Retype the lines from the one containing "Identify all the" through the one containing "Enumerate the UI", keeping both ends and leaving the pictures out.
++++++++++
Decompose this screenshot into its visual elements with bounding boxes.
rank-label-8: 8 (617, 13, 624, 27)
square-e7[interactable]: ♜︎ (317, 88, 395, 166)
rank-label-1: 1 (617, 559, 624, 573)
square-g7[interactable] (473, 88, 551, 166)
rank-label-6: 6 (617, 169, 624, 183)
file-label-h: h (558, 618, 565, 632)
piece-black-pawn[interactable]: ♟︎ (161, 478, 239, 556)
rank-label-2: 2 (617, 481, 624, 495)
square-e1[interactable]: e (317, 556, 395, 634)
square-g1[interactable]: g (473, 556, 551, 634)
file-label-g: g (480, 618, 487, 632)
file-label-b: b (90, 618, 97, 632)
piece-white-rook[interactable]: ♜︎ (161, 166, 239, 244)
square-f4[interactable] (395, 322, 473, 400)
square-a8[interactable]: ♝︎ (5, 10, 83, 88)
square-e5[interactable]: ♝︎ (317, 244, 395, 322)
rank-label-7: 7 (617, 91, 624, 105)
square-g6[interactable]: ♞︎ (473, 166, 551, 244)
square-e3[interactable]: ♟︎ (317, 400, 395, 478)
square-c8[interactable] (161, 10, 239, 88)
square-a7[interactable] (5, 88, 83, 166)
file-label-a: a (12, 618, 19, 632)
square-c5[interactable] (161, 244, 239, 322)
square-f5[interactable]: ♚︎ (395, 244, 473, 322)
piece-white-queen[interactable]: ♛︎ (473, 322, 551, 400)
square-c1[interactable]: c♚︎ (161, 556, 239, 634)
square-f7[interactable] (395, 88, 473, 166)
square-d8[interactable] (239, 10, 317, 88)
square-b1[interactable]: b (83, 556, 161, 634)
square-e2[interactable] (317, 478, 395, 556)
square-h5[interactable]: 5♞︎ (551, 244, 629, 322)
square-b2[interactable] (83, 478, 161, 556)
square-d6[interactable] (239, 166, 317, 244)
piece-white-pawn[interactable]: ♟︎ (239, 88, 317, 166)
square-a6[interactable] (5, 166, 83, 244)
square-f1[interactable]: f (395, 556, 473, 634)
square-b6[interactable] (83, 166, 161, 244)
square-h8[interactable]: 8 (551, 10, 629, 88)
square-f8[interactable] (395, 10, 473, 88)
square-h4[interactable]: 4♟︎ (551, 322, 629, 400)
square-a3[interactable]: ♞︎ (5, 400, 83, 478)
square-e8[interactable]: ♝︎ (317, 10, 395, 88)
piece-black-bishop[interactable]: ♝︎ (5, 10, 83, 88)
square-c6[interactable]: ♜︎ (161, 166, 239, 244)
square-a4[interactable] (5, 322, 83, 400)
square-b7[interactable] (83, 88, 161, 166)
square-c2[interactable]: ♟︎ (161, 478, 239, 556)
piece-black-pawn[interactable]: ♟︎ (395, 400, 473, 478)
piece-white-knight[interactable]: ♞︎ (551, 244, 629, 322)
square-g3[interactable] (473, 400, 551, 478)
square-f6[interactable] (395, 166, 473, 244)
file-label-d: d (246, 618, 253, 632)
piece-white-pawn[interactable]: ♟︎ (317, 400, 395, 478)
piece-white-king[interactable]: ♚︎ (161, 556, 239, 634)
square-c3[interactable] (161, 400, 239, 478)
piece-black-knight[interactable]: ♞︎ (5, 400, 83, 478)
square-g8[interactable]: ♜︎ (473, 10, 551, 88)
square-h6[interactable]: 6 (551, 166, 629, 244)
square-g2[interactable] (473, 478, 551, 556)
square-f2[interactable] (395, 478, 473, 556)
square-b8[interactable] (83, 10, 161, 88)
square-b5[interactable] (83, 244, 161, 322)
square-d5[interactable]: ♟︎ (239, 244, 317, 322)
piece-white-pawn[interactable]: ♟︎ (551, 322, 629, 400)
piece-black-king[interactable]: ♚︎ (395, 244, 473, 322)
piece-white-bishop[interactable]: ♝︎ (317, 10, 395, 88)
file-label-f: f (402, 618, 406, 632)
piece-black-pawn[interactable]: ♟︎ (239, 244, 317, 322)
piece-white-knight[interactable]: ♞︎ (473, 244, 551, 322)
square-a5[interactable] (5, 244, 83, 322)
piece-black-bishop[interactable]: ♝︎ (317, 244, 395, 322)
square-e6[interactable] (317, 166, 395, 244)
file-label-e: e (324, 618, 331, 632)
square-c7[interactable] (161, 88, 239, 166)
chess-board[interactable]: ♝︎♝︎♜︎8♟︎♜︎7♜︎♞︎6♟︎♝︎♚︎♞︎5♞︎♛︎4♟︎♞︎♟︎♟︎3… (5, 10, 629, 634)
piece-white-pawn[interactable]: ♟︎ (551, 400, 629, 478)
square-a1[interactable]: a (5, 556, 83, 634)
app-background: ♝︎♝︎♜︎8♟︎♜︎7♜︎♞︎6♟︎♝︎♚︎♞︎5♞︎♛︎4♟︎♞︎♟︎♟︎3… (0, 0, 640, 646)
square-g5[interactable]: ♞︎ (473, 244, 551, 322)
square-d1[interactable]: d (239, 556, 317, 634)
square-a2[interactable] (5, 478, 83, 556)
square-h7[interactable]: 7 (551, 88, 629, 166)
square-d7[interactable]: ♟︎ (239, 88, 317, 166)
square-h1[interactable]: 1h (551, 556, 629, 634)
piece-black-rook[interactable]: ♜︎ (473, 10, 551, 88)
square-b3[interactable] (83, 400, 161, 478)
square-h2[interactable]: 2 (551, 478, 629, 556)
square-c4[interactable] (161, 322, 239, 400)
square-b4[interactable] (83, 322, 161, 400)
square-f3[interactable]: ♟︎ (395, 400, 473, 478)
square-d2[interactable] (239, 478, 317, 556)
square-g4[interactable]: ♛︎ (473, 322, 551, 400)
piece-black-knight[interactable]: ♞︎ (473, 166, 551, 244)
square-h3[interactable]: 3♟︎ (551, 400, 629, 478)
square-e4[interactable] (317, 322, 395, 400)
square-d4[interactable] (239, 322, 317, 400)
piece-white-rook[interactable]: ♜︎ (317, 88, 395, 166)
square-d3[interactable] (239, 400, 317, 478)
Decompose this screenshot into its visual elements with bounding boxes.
++++++++++
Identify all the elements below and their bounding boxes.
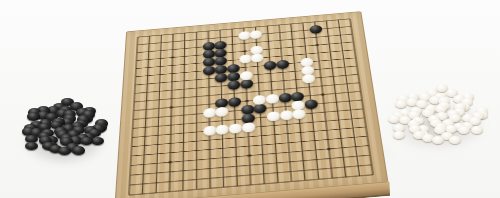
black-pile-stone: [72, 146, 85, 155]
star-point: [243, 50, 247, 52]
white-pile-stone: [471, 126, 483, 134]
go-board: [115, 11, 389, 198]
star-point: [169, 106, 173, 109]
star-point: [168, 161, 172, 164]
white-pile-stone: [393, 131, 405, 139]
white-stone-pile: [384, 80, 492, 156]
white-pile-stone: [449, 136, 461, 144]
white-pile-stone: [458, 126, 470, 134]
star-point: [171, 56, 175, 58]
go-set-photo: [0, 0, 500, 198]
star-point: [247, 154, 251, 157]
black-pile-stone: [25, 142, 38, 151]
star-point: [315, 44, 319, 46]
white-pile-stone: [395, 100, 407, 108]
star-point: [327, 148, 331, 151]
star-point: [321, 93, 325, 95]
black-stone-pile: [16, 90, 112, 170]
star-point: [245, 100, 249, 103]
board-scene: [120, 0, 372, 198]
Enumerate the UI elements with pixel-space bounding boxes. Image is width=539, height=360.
++++++++++
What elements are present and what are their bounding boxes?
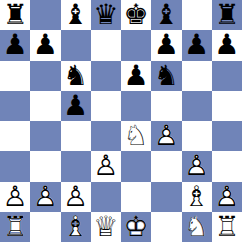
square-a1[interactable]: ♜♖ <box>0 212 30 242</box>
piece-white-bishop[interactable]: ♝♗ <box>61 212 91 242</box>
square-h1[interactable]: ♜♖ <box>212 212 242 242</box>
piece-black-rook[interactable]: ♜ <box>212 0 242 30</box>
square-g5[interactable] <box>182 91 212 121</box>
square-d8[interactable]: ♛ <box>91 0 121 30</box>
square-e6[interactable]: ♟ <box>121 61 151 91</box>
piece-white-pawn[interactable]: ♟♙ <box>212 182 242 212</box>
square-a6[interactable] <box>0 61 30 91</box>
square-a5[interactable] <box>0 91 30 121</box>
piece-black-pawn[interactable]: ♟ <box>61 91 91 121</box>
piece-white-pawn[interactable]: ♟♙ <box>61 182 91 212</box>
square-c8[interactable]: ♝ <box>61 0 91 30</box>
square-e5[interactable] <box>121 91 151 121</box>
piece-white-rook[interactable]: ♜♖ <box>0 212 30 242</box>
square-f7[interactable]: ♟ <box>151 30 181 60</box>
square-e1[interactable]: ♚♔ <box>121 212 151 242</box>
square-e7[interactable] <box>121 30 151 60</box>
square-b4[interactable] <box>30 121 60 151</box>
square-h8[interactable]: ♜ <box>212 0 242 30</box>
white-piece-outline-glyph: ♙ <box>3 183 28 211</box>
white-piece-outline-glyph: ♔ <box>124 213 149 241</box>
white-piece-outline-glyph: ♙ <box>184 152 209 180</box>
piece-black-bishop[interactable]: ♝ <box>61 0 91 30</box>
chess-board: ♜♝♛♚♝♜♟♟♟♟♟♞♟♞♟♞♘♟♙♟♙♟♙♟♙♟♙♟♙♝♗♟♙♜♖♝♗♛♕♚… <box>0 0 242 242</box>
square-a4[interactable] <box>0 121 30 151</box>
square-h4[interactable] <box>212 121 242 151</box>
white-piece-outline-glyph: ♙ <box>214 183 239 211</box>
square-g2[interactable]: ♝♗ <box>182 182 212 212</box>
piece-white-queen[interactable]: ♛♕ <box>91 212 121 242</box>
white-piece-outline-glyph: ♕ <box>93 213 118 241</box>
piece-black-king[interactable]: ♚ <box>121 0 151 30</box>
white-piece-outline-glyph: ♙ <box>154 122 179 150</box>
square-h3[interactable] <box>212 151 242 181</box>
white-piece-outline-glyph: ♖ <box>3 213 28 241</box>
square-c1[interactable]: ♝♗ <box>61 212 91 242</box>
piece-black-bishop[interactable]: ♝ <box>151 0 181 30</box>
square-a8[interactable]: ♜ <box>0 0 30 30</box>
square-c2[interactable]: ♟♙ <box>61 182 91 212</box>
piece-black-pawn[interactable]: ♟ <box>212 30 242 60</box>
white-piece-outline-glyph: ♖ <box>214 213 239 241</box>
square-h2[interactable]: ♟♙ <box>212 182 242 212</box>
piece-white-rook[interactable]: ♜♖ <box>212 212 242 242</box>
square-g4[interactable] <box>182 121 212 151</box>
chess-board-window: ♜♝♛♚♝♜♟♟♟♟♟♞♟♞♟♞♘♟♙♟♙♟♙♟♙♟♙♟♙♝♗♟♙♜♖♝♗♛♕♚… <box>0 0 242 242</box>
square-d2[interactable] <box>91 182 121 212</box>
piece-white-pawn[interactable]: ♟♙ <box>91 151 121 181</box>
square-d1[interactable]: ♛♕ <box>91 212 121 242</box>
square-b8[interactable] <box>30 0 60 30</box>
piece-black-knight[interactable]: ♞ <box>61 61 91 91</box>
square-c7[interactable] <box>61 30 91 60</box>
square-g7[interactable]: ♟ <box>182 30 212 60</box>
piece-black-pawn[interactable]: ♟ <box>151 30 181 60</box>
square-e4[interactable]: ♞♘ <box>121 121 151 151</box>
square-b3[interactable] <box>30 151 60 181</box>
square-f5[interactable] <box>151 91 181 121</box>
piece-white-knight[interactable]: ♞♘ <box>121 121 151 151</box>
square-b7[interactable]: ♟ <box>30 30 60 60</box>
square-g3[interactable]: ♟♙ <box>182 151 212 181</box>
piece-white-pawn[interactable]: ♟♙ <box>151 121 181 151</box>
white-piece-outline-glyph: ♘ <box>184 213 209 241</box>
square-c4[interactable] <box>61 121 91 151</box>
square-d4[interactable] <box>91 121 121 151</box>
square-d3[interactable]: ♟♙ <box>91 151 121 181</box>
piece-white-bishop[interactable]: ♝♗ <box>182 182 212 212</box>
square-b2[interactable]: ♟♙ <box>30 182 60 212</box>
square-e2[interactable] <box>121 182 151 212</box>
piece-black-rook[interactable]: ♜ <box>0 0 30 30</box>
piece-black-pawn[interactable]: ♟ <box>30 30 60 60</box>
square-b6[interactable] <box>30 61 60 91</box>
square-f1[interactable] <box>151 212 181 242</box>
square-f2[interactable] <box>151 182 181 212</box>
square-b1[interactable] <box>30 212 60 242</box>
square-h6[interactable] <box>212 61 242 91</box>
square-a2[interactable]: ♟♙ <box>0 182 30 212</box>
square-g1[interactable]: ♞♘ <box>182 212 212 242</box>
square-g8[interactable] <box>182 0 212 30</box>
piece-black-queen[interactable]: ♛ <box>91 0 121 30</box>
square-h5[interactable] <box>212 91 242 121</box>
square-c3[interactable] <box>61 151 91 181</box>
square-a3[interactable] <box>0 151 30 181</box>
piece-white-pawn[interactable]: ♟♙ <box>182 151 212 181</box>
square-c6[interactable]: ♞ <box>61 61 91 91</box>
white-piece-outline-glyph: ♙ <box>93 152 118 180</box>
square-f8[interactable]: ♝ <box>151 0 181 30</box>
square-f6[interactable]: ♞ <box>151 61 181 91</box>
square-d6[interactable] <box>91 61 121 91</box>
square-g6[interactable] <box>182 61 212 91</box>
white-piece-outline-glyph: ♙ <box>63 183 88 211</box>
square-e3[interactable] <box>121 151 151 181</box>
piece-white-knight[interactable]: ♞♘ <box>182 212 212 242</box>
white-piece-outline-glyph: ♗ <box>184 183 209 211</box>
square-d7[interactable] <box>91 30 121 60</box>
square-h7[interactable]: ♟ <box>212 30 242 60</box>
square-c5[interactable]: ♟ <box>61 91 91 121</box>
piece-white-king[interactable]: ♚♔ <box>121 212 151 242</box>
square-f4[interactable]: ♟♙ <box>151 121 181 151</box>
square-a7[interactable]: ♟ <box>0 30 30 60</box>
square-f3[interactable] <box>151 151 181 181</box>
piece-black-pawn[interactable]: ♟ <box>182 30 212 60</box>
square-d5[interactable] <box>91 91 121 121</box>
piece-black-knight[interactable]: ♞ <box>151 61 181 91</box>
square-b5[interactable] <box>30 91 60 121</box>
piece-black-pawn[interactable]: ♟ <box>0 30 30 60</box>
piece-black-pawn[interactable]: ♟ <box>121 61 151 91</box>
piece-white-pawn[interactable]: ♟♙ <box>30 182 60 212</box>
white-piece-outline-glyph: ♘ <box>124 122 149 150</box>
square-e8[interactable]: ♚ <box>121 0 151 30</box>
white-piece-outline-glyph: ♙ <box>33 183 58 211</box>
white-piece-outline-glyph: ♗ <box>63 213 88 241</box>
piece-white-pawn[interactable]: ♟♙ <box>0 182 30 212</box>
++++++++++
**Task output:**
Identify all the elements below and their bounding boxes.
black-pile-stone: [72, 146, 85, 155]
star-point: [243, 50, 247, 52]
white-pile-stone: [471, 126, 483, 134]
go-board: [115, 11, 389, 198]
star-point: [169, 106, 173, 109]
star-point: [168, 161, 172, 164]
white-pile-stone: [393, 131, 405, 139]
white-stone-pile: [384, 80, 492, 156]
white-pile-stone: [449, 136, 461, 144]
white-pile-stone: [458, 126, 470, 134]
star-point: [171, 56, 175, 58]
go-set-photo: [0, 0, 500, 198]
star-point: [247, 154, 251, 157]
black-pile-stone: [25, 142, 38, 151]
star-point: [315, 44, 319, 46]
white-pile-stone: [395, 100, 407, 108]
star-point: [327, 148, 331, 151]
star-point: [321, 93, 325, 95]
black-stone-pile: [16, 90, 112, 170]
star-point: [245, 100, 249, 103]
board-scene: [120, 0, 372, 198]
Enumerate the UI elements with pixel-space bounding boxes. Image is width=539, height=360.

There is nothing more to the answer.